--- START OF INPUT ---
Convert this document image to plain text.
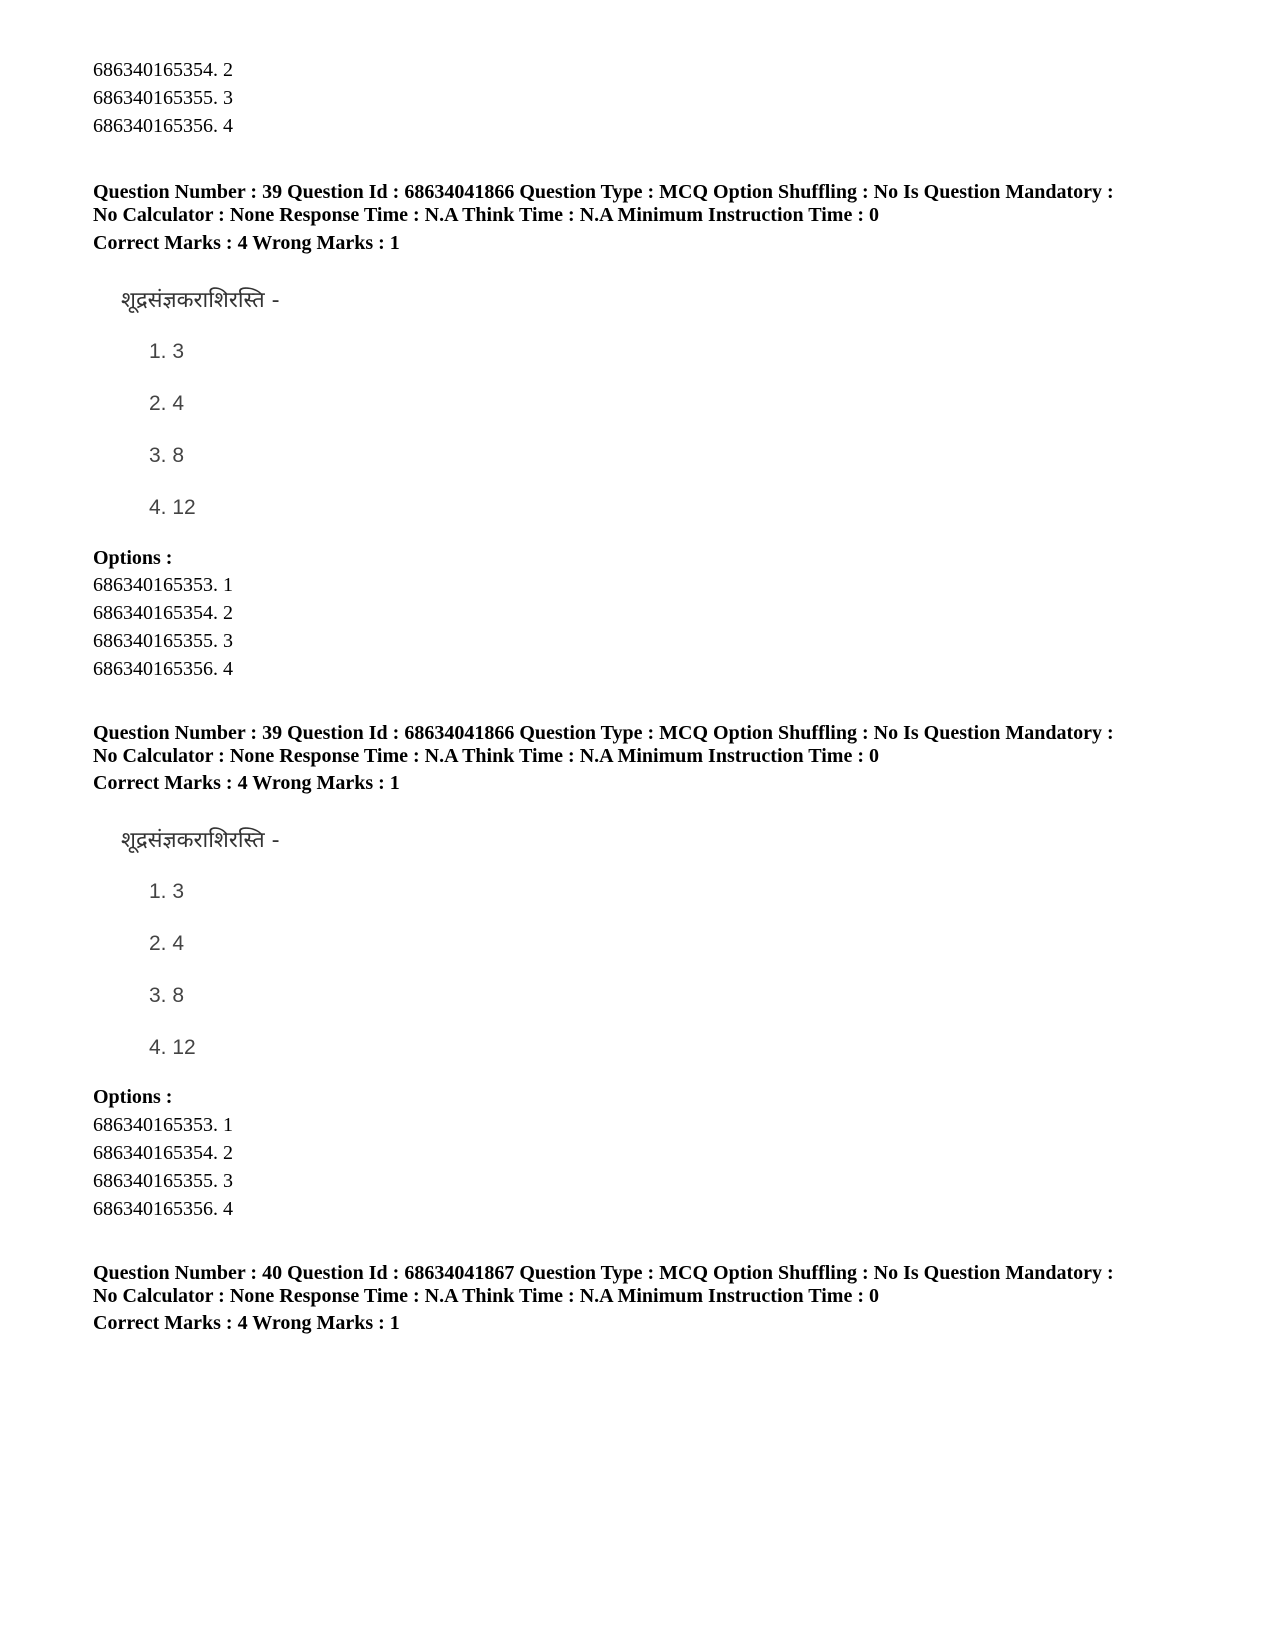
686340165354. 2
686340165355. 3
686340165356. 4
Question Number : 39 Question Id : 68634041866 Question Type : MCQ Option Shuffling : No Is Question Mandatory :
No Calculator : None Response Time : N.A Think Time : N.A Minimum Instruction Time : 0
Correct Marks : 4 Wrong Marks : 1
शूद्रसंज्ञकराशिरस्ति -
1. 3
2. 4
3. 8
4. 12
Options :
686340165353. 1
686340165354. 2
686340165355. 3
686340165356. 4
Question Number : 39 Question Id : 68634041866 Question Type : MCQ Option Shuffling : No Is Question Mandatory :
No Calculator : None Response Time : N.A Think Time : N.A Minimum Instruction Time : 0
Correct Marks : 4 Wrong Marks : 1
शूद्रसंज्ञकराशिरस्ति -
1. 3
2. 4
3. 8
4. 12
Options :
686340165353. 1
686340165354. 2
686340165355. 3
686340165356. 4
Question Number : 40 Question Id : 68634041867 Question Type : MCQ Option Shuffling : No Is Question Mandatory :
No Calculator : None Response Time : N.A Think Time : N.A Minimum Instruction Time : 0
Correct Marks : 4 Wrong Marks : 1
--- END OF INPUT ---
THE REQUEST:
All of the entries above should be duplicated exactly, except for the pictures.

EXERCISE RESULT:
Convert this document image to plain text.
686340165354. 2
686340165355. 3
686340165356. 4
Question Number : 39 Question Id : 68634041866 Question Type : MCQ Option Shuffling : No Is Question Mandatory :
No Calculator : None Response Time : N.A Think Time : N.A Minimum Instruction Time : 0
Correct Marks : 4 Wrong Marks : 1
शूद्रसंज्ञकराशिरस्ति -
1. 3
2. 4
3. 8
4. 12
Options :
686340165353. 1
686340165354. 2
686340165355. 3
686340165356. 4
Question Number : 39 Question Id : 68634041866 Question Type : MCQ Option Shuffling : No Is Question Mandatory :
No Calculator : None Response Time : N.A Think Time : N.A Minimum Instruction Time : 0
Correct Marks : 4 Wrong Marks : 1
शूद्रसंज्ञकराशिरस्ति -
1. 3
2. 4
3. 8
4. 12
Options :
686340165353. 1
686340165354. 2
686340165355. 3
686340165356. 4
Question Number : 40 Question Id : 68634041867 Question Type : MCQ Option Shuffling : No Is Question Mandatory :
No Calculator : None Response Time : N.A Think Time : N.A Minimum Instruction Time : 0
Correct Marks : 4 Wrong Marks : 1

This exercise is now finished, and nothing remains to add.